**EXTRAIT**
________

# Mapper son propre clavier : possible ?



## SolMJ (9 Mars 2011)

Bonjour,

Après avoir passé pas mal de temps à chercher sur internet sans succès je viens demander votre aide. Je suis développeur et j'aimerais profiter de la disposition des touches [ ] et { } des claviers américains tout en gardant la disposition des touches des lettres de l'alphabet de mon clavier azerty. Bref en clair j'aimerais avoir un mix entre un clavier US et FR, or comme ce mix n'existe pas officiellement j'aimerais savoir s'il est possible de créer son propre mapping.

Je peux switcher entre différents types de claviers mais je n'ai pas trouvé comment les customiser...

Merci


----------



## Darkfire (10 Mars 2011)

Hello,
je n'ai pas encore eu le temps d'essayer... mais au premier abord, ça ressemble beaucoup à ce que tu cherches. 

http://scripts.sil.org/cms/scripts/page.php?site_id=nrsi&id=Ukelele

A+


----------



## SolMJ (12 Mars 2011)

Merci, je vais essayer ça


----------



## blink13 (13 Mars 2011)

Alors qu'est-ce que sa donne ? Je serais intéressé aussi.


----------

________

**ENREGISTREMENTS FOURNIS**
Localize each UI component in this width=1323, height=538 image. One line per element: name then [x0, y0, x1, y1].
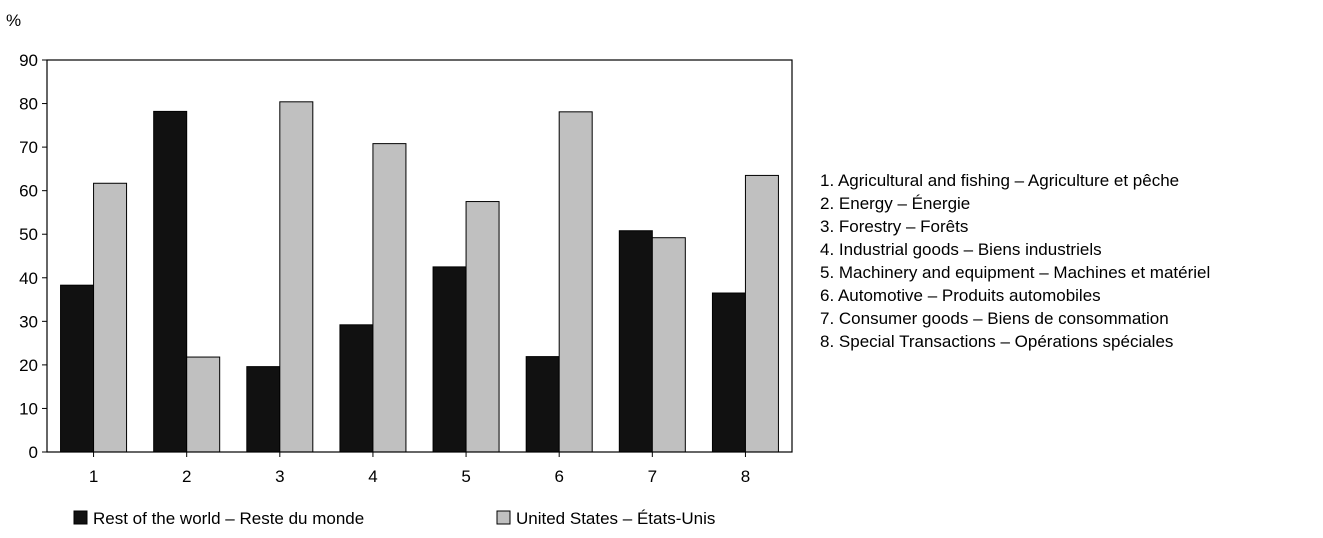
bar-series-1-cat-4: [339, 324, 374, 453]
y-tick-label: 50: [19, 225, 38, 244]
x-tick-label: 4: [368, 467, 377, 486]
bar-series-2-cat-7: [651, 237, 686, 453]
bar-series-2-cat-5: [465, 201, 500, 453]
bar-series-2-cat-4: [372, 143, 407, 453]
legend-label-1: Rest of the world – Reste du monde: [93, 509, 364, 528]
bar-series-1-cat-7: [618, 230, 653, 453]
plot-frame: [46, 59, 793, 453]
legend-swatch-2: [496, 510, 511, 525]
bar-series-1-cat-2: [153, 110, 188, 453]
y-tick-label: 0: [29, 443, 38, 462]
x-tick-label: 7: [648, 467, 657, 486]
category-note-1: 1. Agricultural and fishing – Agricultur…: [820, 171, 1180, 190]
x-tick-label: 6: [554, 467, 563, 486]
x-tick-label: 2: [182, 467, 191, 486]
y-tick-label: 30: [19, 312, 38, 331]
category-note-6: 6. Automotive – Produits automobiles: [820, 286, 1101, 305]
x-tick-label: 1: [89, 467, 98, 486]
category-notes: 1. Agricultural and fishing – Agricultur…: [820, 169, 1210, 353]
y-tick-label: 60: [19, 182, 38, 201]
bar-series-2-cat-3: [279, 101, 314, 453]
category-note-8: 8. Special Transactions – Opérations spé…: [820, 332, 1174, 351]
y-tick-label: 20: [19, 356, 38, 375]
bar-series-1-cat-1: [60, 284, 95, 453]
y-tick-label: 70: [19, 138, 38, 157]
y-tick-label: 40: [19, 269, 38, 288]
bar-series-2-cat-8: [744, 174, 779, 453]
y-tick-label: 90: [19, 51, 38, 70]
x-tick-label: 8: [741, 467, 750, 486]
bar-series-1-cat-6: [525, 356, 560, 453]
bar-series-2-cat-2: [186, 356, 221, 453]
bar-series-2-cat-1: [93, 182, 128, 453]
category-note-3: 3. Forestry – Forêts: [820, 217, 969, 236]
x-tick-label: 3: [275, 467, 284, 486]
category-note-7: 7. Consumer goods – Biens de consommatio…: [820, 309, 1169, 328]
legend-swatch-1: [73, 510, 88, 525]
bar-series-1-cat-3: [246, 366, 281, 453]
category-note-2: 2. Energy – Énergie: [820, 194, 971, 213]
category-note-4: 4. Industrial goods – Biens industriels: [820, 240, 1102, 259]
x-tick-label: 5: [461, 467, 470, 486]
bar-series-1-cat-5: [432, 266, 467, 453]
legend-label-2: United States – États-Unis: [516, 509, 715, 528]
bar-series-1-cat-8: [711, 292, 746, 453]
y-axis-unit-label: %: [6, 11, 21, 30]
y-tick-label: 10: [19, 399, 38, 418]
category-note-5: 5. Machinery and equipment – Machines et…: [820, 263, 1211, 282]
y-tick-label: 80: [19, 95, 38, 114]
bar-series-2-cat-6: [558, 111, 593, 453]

________

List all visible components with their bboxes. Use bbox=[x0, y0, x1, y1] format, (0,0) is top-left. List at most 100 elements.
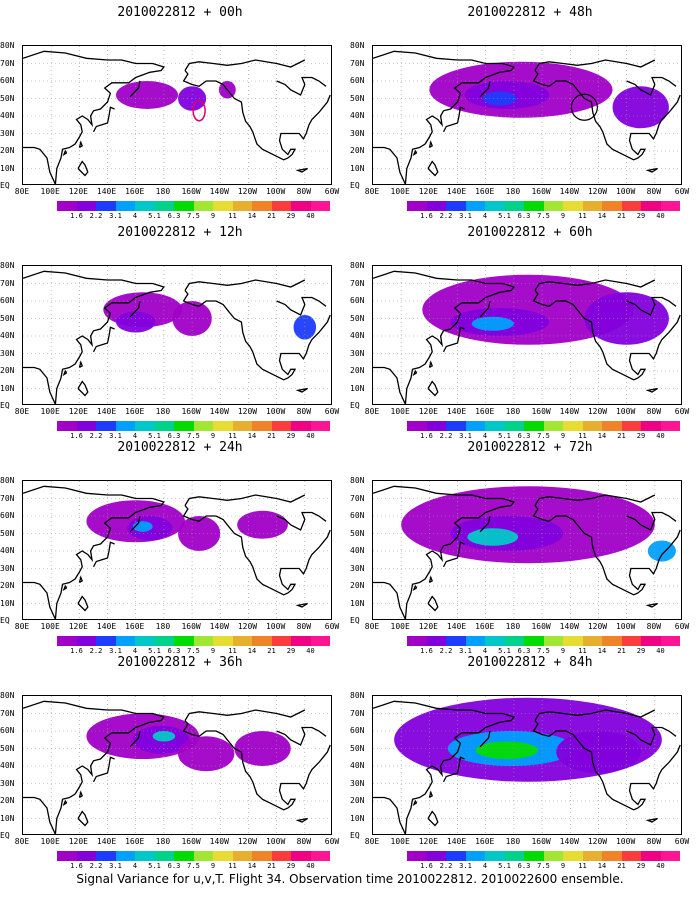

________

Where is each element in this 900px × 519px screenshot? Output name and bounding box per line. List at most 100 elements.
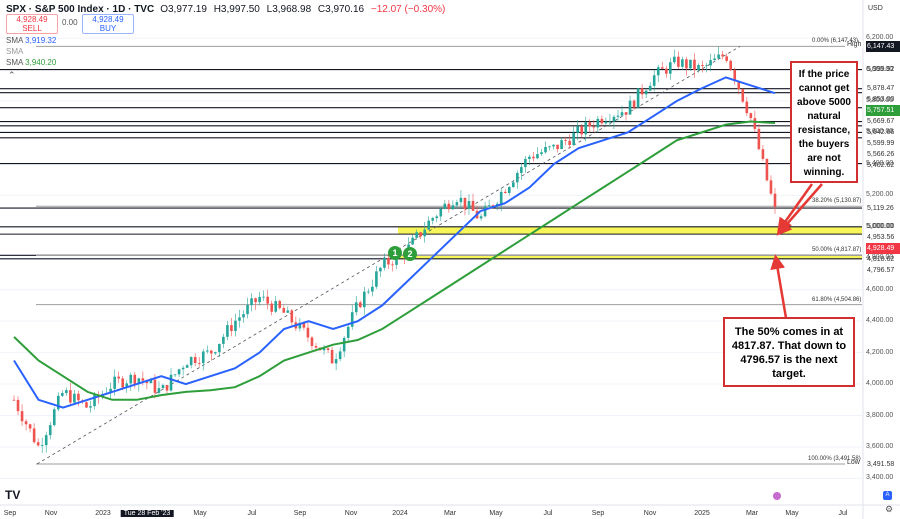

________

**DÉFI A**
Recopiez, dans la discussion sur le clavier, le passage qui s'ouvre sur les mots contenant "# Mapper son" et se ferme sur "son propre mapping.".
**DÉFI B**
D'après la discussion sur le clavier, les affirmations suivantes sont-elles exactes ? Répondez par oui ou par non pour chacune, en citant les mots décisifs. (i) SolMJ veut conserver la disposition des lettres de son clavier azerty. (ii) Darkfire a déjà essayé l'outil dont il donne le lien. (iii) blink13 se dit lui aussi intéressé.

**RÉPONSE A**
# Mapper son propre clavier : possible ?



## SolMJ (9 Mars 2011)

Bonjour,

Après avoir passé pas mal de temps à chercher sur internet sans succès je viens demander votre aide. Je suis développeur et j'aimerais profiter de la disposition des touches [ ] et { } des claviers américains tout en gardant la disposition des touches des lettres de l'alphabet de mon clavier azerty. Bref en clair j'aimerais avoir un mix entre un clavier US et FR, or comme ce mix n'existe pas officiellement j'aimerais savoir s'il est possible de créer son propre mapping.

**RÉPONSE B**
(i) Oui : « tout en gardant la disposition des touches des lettres de l'alphabet de mon clavier azerty ».
(ii) Non : « je n'ai pas encore eu le temps d'essayer ».
(iii) Oui : « Je serais intéressé aussi. »